* [PROVIDED DATA]:
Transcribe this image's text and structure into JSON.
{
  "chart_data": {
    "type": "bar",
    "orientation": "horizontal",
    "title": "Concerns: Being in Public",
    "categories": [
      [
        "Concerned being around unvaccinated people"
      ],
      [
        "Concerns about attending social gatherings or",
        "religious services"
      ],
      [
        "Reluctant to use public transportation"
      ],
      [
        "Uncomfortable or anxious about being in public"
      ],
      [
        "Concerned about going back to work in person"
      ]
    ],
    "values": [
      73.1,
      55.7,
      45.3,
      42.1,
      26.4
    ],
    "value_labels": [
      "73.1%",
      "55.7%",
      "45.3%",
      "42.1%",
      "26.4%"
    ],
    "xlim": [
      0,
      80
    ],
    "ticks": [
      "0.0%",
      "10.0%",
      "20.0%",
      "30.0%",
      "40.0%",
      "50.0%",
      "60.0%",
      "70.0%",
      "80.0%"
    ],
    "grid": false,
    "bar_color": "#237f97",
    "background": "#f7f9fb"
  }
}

* [THE TASK]:
Tally the lines in the listing that hold "about" and report the number alone.

* [EXERCISE OUTPUT]:
3